Pull each line holding "доверенность" out of the entries below.
— start of Supplied material —
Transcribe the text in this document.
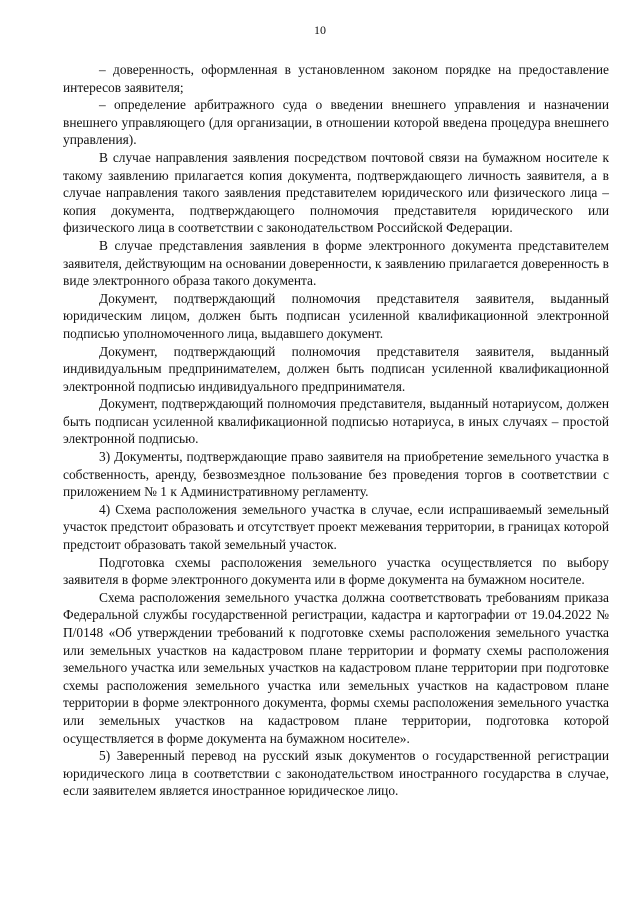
10

– доверенность, оформленная в установленном законом порядке на предоставление интересов заявителя;

– определение арбитражного суда о введении внешнего управления и назначении внешнего управляющего (для организации, в отношении которой введена процедура внешнего управления).

В случае направления заявления посредством почтовой связи на бумажном носителе к такому заявлению прилагается копия документа, подтверждающего личность заявителя, а в случае направления такого заявления представителем юридического или физического лица – копия документа, подтверждающего полномочия представителя юридического или физического лица в соответствии с законодательством Российской Федерации.

В случае представления заявления в форме электронного документа представителем заявителя, действующим на основании доверенности, к заявлению прилагается доверенность в виде электронного образа такого документа.

Документ, подтверждающий полномочия представителя заявителя, выданный юридическим лицом, должен быть подписан усиленной квалификационной электронной подписью уполномоченного лица, выдавшего документ.

Документ, подтверждающий полномочия представителя заявителя, выданный индивидуальным предпринимателем, должен быть подписан усиленной квалификационной электронной подписью индивидуального предпринимателя.

Документ, подтверждающий полномочия представителя, выданный нотариусом, должен быть подписан усиленной квалификационной подписью нотариуса, в иных случаях – простой электронной подписью.

3) Документы, подтверждающие право заявителя на приобретение земельного участка в собственность, аренду, безвозмездное пользование без проведения торгов в соответствии с приложением № 1 к Административному регламенту.

4) Схема расположения земельного участка в случае, если испрашиваемый земельный участок предстоит образовать и отсутствует проект межевания территории, в границах которой предстоит образовать такой земельный участок.

Подготовка схемы расположения земельного участка осуществляется по выбору заявителя в форме электронного документа или в форме документа на бумажном носителе.

Схема расположения земельного участка должна соответствовать требованиям приказа Федеральной службы государственной регистрации, кадастра и картографии от 19.04.2022 № П/0148 «Об утверждении требований к подготовке схемы расположения земельного участка или земельных участков на кадастровом плане территории и формату схемы расположения земельного участка или земельных участков на кадастровом плане территории при подготовке схемы расположения земельного участка или земельных участков на кадастровом плане территории в форме электронного документа, формы схемы расположения земельного участка или земельных участков на кадастровом плане территории, подготовка которой осуществляется в форме документа на бумажном носителе».

5) Заверенный перевод на русский язык документов о государственной регистрации юридического лица в соответствии с законодательством иностранного государства в случае, если заявителем является иностранное юридическое лицо.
— end of Supplied material —
# Output of the task:
– доверенность, оформленная в установленном законом порядке на предоставление интересов заявителя;
В случае представления заявления в форме электронного документа представителем заявителя, действующим на основании доверенности, к заявлению прилагается доверенность в виде электронного образа такого документа.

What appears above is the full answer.